Saved data entries:
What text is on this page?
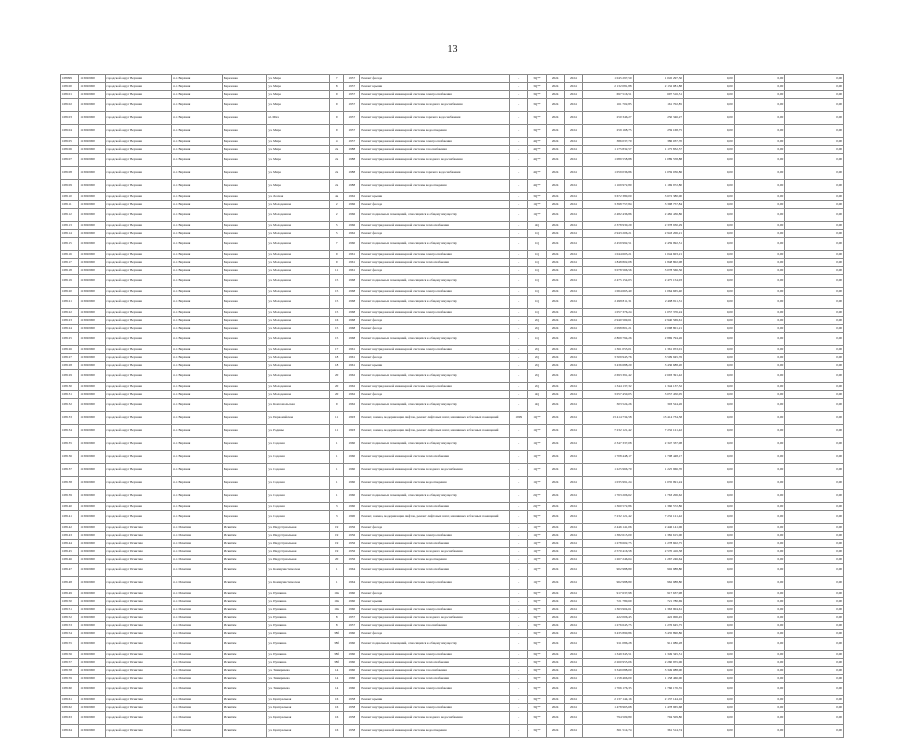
13
108099	113020000	городской округ Верхняя	п.г. Верхняя	Березовка	ул. Мира	7	1957	Ремонт фасада	-	3Q**	2024	2024	1 045 297,50	1 045 297,50	0,00	0,00	0,00
108100	113020000	городской округ Верхняя	п.г. Верхняя	Березовка	ул. Мира	8	1957	Ремонт крыши	-	3Q**	2024	2024	2 132 081,88	2 132 081,88	0,00	0,00	0,00
108101	113020000	городской округ Верхняя	п.г. Верхняя	Березовка	ул. Мира	9	1957	Ремонт внутридомовой инженерной системы электроснабжения	-	3Q**	2024	2024	697 516,51	697 516,51	0,00	0,00	0,00
108102	113020000	городской округ Верхняя	п.г. Верхняя	Березовка	ул. Мира	9	1957	Ремонт внутридомовой инженерной системы холодного водоснабжения	-	3Q**	2024	2024	161 702,85	161 702,85	0,00	0,00	0,00
108103	113020000	городской округ Верхняя	п.г. Верхняя	Березовка	ul. Mira	9	1957	Ремонт внутридомовой инженерной системы горячего водоснабжения	-	3Q**	2024	2024	250 346,27	250 346,27	0,00	0,00	0,00
108104	113020000	городской округ Верхняя	п.г. Верхняя	Березовка	ул. Мира	9	1957	Ремонт внутридомовой инженерной системы водоотведения	-	3Q**	2024	2024	259 168,75	259 168,75	0,00	0,00	0,00
108105	113020000	городской округ Верхняя	п.г. Верхняя	Березовка	ул. Мира	4	1957	Ремонт внутридомовой инженерной системы электроснабжения	-	4Q**	2024	2024	386 037,70	386 037,70	0,00	0,00	0,00
108106	113020000	городской округ Верхняя	п.г. Верхняя	Березовка	ул. Мира	2а	1988	Ремонт внутридомовой инженерной системы газоснабжения	-	4Q**	2024	2024	1 175 832,57	1 175 832,57	0,00	0,00	0,00
108107	113020000	городской округ Верхняя	п.г. Верхняя	Березовка	ул. Мира	2а	1988	Ремонт внутридомовой инженерной системы холодного водоснабжения	-	4Q**	2024	2024	1 089 558,88	1 089 558,88	0,00	0,00	0,00
108108	113020000	городской округ Верхняя	п.г. Верхняя	Березовка	ул. Мира	2а	1988	Ремонт внутридомовой инженерной системы горячего водоснабжения	-	4Q**	2024	2024	1 059 036,86	1 059 036,86	0,00	0,00	0,00
108109	113020000	городской округ Верхняя	п.г. Верхняя	Березовка	ул. Мира	2а	1988	Ремонт внутридомовой инженерной системы водоотведения	-	4Q**	2024	2024	1 169 972,80	1 169 972,80	0,00	0,00	0,00
108110	113020000	городской округ Верхняя	п.г. Верхняя	Березовка	ул. Лесная	4а	1962	Ремонт крыши	-	3Q**	2024	2024	3 672 380,00	3 672 380,00	0,00	0,00	0,00
108111	113020000	городской округ Верхняя	п.г. Верхняя	Березовка	ул. Молодежная	2	1966	Ремонт фасада	-	1Q**	2024	2024	3 398 757,84	3 398 757,84	0,00	0,00	0,00
108112	113020000	городской округ Верхняя	п.г. Верхняя	Березовка	ул. Молодежная	2	1966	Ремонт подвальных помещений, относящихся к общему имуществу	-	1Q**	2024	2024	2 482 436,86	2 482 436,86	0,00	0,00	0,00
108113	113020000	городской округ Верхняя	п.г. Верхняя	Березовка	ул. Молодежная	5	1966	Ремонт внутридомовой инженерной системы теплоснабжения	-	4Q	2024	2024	2 378 930,29	2 378 930,29	0,00	0,00	0,00
108114	113020000	городской округ Верхняя	п.г. Верхняя	Березовка	ул. Молодежная	5	1962	Ремонт фасада	-	1Q	2024	2024	2 943 206,21	2 943 206,21	0,00	0,00	0,00
108115	113020000	городской округ Верхняя	п.г. Верхняя	Березовка	ул. Молодежная	7	1960	Ремонт подвальных помещений, относящихся к общему имуществу	-	1Q	2024	2024	2 459 992,51	2 459 992,51	0,00	0,00	0,00
108116	113020000	городской округ Верхняя	п.г. Верхняя	Березовка	ул. Молодежная	9	1961	Ремонт внутридомовой инженерной системы электроснабжения	-	1Q	2024	2024	1 044 603,21	1 044 603,21	0,00	0,00	0,00
108117	113020000	городской округ Верхняя	п.г. Верхняя	Березовка	ул. Молодежная	9	1961	Ремонт внутридомовой инженерной системы теплоснабжения	-	1Q	2024	2024	1 848 802,08	1 848 802,08	0,00	0,00	0,00
108118	113020000	городской округ Верхняя	п.г. Верхняя	Березовка	ул. Молодежная	11	1961	Ремонт фасада	-	1Q	2024	2024	3 078 566,56	3 078 566,56	0,00	0,00	0,00
108119	113020000	городской округ Верхняя	п.г. Верхняя	Березовка	ул. Молодежная	15	1968	Ремонт подвальных помещений, относящихся к общему имуществу	-	1Q	2024	2024	2 475 154,03	2 475 154,03	0,00	0,00	0,00
108120	113020000	городской округ Верхняя	п.г. Верхняя	Березовка	ул. Молодежная	15	1968	Ремонт внутридомовой инженерной системы электроснабжения	-	1Q	2024	2024	1 064 665,40	1 064 665,40	0,00	0,00	0,00
108121	113020000	городской округ Верхняя	п.г. Верхняя	Березовка	ул. Молодежная	15	1968	Ремонт подвальных помещений, относящихся к общему имуществу	-	1Q	2024	2024	2 498 811,31	2 498 811,31	0,00	0,00	0,00
108122	113020000	городской округ Верхняя	п.г. Верхняя	Березовка	ул. Молодежная	15	1968	Ремонт внутридомовой инженерной системы электроснабжения	-	1Q	2024	2024	1 057 376,24	1 057 376,24	0,00	0,00	0,00
108123	113020000	городской округ Верхняя	п.г. Верхняя	Березовка	ул. Молодежная	16	1968	Ремонт фасада	-	2Q	2024	2024	2 940 569,61	2 940 569,61	0,00	0,00	0,00
108124	113020000	городской округ Верхняя	п.г. Верхняя	Березовка	ул. Молодежная	15	1968	Ремонт фасада	-	2Q	2024	2024	2 098 801,21	2 098 801,21	0,00	0,00	0,00
108125	113020000	городской округ Верхняя	п.г. Верхняя	Березовка	ул. Молодежная	15	1968	Ремонт подвальных помещений, относящихся к общему имуществу	-	1Q	2024	2024	2 869 794,26	2 869 794,26	0,00	0,00	0,00
108126	113020000	городской округ Верхняя	п.г. Верхняя	Березовка	ул. Молодежная	17	1961	Ремонт внутридомовой инженерной системы электроснабжения	-	2Q	2024	2024	1 361 053,01	1 361 053,01	0,00	0,00	0,00
108127	113020000	городской округ Верхняя	п.г. Верхняя	Березовка	ул. Молодежная	18	1961	Ремонт фасада	-	2Q	2024	2024	3 509 945,76	3 509 945,76	0,00	0,00	0,00
108128	113020000	городской округ Верхняя	п.г. Верхняя	Березовка	ул. Молодежная	18	1961	Ремонт крыши	-	2Q	2024	2024	3 436 688,20	3 436 688,20	0,00	0,00	0,00
108129	113020000	городской округ Верхняя	п.г. Верхняя	Березовка	ул. Молодежная	20	1962	Ремонт подвальных помещений, относящихся к общему имуществу	-	2Q	2024	2024	2 693 391,42	2 693 391,42	0,00	0,00	0,00
108130	113020000	городской округ Верхняя	п.г. Верхняя	Березовка	ул. Молодежная	20	1962	Ремонт внутридомовой инженерной системы электроснабжения	-	2Q	2024	2024	1 344 137,32	1 344 137,32	0,00	0,00	0,00
108131	113020000	городской округ Верхняя	п.г. Верхняя	Березовка	ул. Молодежная	20	1962	Ремонт фасада	-	4Q	2024	2024	3 057 450,05	3 057 450,05	0,00	0,00	0,00
108132	113020000	городской округ Верхняя	п.г. Верхняя	Березовка	ул. Комсомольская	9	1962	Ремонт подвальных помещений, относящихся к общему имуществу	-	4Q	2024	2024	303 524,26	303 524,26	0,00	0,00	0,00
108133	113020000	городской округ Верхняя	п.г. Верхняя	Березовка	ул. Первомайская	11	1993	Ремонт, замена, модернизация лифтов, ремонт лифтовых шахт, машинных и блочных помещений	1999	1Q**	2024	2024	13 414 734,58	13 414 734,58	0,00	0,00	0,00
108134	113020000	городской округ Верхняя	п.г. Верхняя	Березовка	ул. Родины	11	1993	Ремонт, замена, модернизация лифтов, ремонт лифтовых шахт, машинных и блочных помещений	-	1Q**	2024	2024	7 232 121,42	7 232 121,42	0,00	0,00	0,00
108135	113020000	городской округ Верхняя	п.г. Верхняя	Березовка	ул. Садовая	1	1960	Ремонт подвальных помещений, относящихся к общему имуществу	-	1Q**	2024	2024	2 347 337,08	2 347 337,08	0,00	0,00	0,00
108136	113020000	городской округ Верхняя	п.г. Верхняя	Березовка	ул. Садовая	1	1960	Ремонт внутридомовой инженерной системы теплоснабжения	-	1Q**	2024	2024	1 708 448,17	1 708 448,17	0,00	0,00	0,00
108137	113020000	городской округ Верхняя	п.г. Верхняя	Березовка	ул. Садовая	1	1960	Ремонт внутридомовой инженерной системы холодного водоснабжения	-	1Q**	2024	2024	1 225 966,70	1 225 966,70	0,00	0,00	0,00
108138	113020000	городской округ Верхняя	п.г. Верхняя	Березовка	ул. Садовая	1	1960	Ремонт внутридомовой инженерной системы водоотведения	-	1Q**	2024	2024	1 035 991,24	1 035 991,24	0,00	0,00	0,00
108139	113020000	городской округ Верхняя	п.г. Верхняя	Березовка	ул. Садовая	1	1960	Ремонт подвальных помещений, относящихся к общему имуществу	-	2Q**	2024	2024	1 763 206,62	1 763 206,62	0,00	0,00	0,00
108140	113020000	городской округ Верхняя	п.г. Верхняя	Березовка	ул. Садовая	3	1960	Ремонт внутридомовой инженерной системы теплоснабжения	-	2Q**	2024	2024	1 360 572,86	1 360 572,86	0,00	0,00	0,00
108141	113020000	городской округ Верхняя	п.г. Верхняя	Березовка	ул. Садовая	3	1990	Ремонт, замена, модернизация лифтов, ремонт лифтовых шахт, машинных и блочных помещений	-	3Q**	2024	2024	7 232 121,42	7 232 121,42	0,00	0,00	0,00
108142	113020000	городской округ Искитим	п.г. Искитим	Искитим	ул. Индустриальная	19	1956	Ремонт фасада	-	1Q**	2024	2024	2 446 141,06	2 446 141,06	0,00	0,00	0,00
108143	113020000	городской округ Искитим	п.г. Искитим	Искитим	ул. Индустриальная	19	1956	Ремонт внутридомовой инженерной системы электроснабжения	-	1Q**	2024	2024	1 382 615,00	1 382 615,00	0,00	0,00	0,00
108144	113020000	городской округ Искитим	п.г. Искитим	Искитим	ул. Индустриальная	19	1956	Ремонт внутридомовой инженерной системы теплоснабжения	-	1Q**	2024	2024	1 278 602,75	1 278 602,75	0,00	0,00	0,00
108145	113020000	городской округ Искитим	п.г. Искитим	Искитим	ул. Индустриальная	19	1956	Ремонт внутридомовой инженерной системы холодного водоснабжения	-	1Q**	2024	2024	2 570 416,58	2 570 416,58	0,00	0,00	0,00
108146	113020000	городской округ Искитим	п.г. Искитим	Искитим	ул. Индустриальная	20	1956	Ремонт внутридомовой инженерной системы водоотведения	-	1Q**	2024	2024	1 267 246,64	1 267 246,64	0,00	0,00	0,00
108147	113020000	городской округ Искитим	п.г. Искитим	Искитим	ул. Коммунистическая	1	1964	Ремонт внутридомовой инженерной системы теплоснабжения	-	1Q**	2024	2024	902 988,80	902 988,80	0,00	0,00	0,00
108148	113020000	городской округ Искитим	п.г. Искитим	Искитим	ул. Коммунистическая	1	1964	Ремонт внутридомовой инженерной системы электроснабжения	-	1Q**	2024	2024	962 988,80	962 988,80	0,00	0,00	0,00
108149	113020000	городской округ Искитим	п.г. Искитим	Искитим	ул. Пушкина	10а	1960	Ремонт фасада	-	3Q**	2024	2024	917 637,98	917 637,98	0,00	0,00	0,00
108150	113020000	городской округ Искитим	п.г. Искитим	Искитим	ул. Пушкина	10а	1960	Ремонт крыши	-	3Q**	2024	2024	721 780,69	721 780,69	0,00	0,00	0,00
108151	113020000	городской округ Искитим	п.г. Искитим	Искитим	ул. Пушкина	10а	1960	Ремонт внутридомовой инженерной системы электроснабжения	-	3Q**	2024	2024	1 363 904,61	1 363 904,61	0,00	0,00	0,00
108152	113020000	городской округ Искитим	п.г. Искитим	Искитим	ул. Пушкина	8	1957	Ремонт внутридомовой инженерной системы холодного водоснабжения	-	3Q**	2024	2024	422 006,45	422 006,45	0,00	0,00	0,00
108153	113020000	городской округ Искитим	п.г. Искитим	Искитим	ул. Пушкина	8	1957	Ремонт внутридомовой инженерной системы газоснабжения	-	3Q**	2024	2024	1 276 645,75	1 276 645,75	0,00	0,00	0,00
108154	113020000	городской округ Искитим	п.г. Искитим	Искитим	ул. Пушкина	38б	1960	Ремонт фасада	-	3Q**	2024	2024	3 435 890,86	3 435 890,86	0,00	0,00	0,00
108155	113020000	городской округ Искитим	п.г. Искитим	Искитим	ул. Пушкина	38б	1960	Ремонт подвальных помещений, относящихся к общему имуществу	-	3Q**	2024	2024	911 086,28	911 086,28	0,00	0,00	0,00
108156	113020000	городской округ Искитим	п.г. Искитим	Искитим	ул. Пушкина	38б	1960	Ремонт внутридомовой инженерной системы электроснабжения	-	3Q**	2024	2024	1 349 345,51	1 349 345,51	0,00	0,00	0,00
108157	113020000	городской округ Искитим	п.г. Искитим	Искитим	ул. Пушкина	38б	1960	Ремонт внутридомовой инженерной системы теплоснабжения	-	3Q**	2024	2024	2 260 955,06	2 260 955,06	0,00	0,00	0,00
108158	113020000	городской округ Искитим	п.г. Искитим	Искитим	ул. Тимирязева	14	1960	Ремонт внутридомовой инженерной системы газоснабжения	-	3Q**	2024	2024	3 349 088,00	3 349 088,00	0,00	0,00	0,00
108159	113020000	городской округ Искитим	п.г. Искитим	Искитим	ул. Тимирязева	14	1960	Ремонт внутридомовой инженерной системы теплоснабжения	-	3Q**	2024	2024	1 158 466,00	1 158 466,00	0,00	0,00	0,00
108160	113020000	городской округ Искитим	п.г. Искитим	Искитим	ул. Тимирязева	14	1960	Ремонт внутридомовой инженерной системы электроснабжения	-	3Q**	2024	2024	1 766 176,35	1 766 176,35	0,00	0,00	0,00
108161	113020000	городской округ Искитим	п.г. Искитим	Искитим	ул. Центральная	16	1958	Ремонт крыши	-	3Q**	2024	2024	2 137 144,16	2 137 144,16	0,00	0,00	0,00
108162	113020000	городской округ Искитим	п.г. Искитим	Искитим	ул. Центральная	16	1958	Ремонт внутридомовой инженерной системы электроснабжения	-	3Q**	2024	2024	1 478 965,68	1 478 965,68	0,00	0,00	0,00
108163	113020000	городской округ Искитим	п.г. Искитим	Искитим	ул. Центральная	16	1958	Ремонт внутридомовой инженерной системы холодного водоснабжения	-	3Q**	2024	2024	794 509,80	794 509,80	0,00	0,00	0,00
108164	113020000	городской округ Искитим	п.г. Искитим	Искитим	ул. Центральная	16	1958	Ремонт внутридомовой инженерной системы водоотведения	-	3Q**	2024	2024	361 514,74	361 514,74	0,00	0,00	0,00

What is asked:
Copy, from the material above, each line in which the string "Коммунистическая" occurs.

Solution to this problem:
108147	113020000	городской округ Искитим	п.г. Искитим	Искитим	ул. Коммунистическая	1	1964	Ремонт внутридомовой инженерной системы теплоснабжения	-	1Q**	2024	2024	902 988,80	902 988,80	0,00	0,00	0,00
108148	113020000	городской округ Искитим	п.г. Искитим	Искитим	ул. Коммунистическая	1	1964	Ремонт внутридомовой инженерной системы электроснабжения	-	1Q**	2024	2024	962 988,80	962 988,80	0,00	0,00	0,00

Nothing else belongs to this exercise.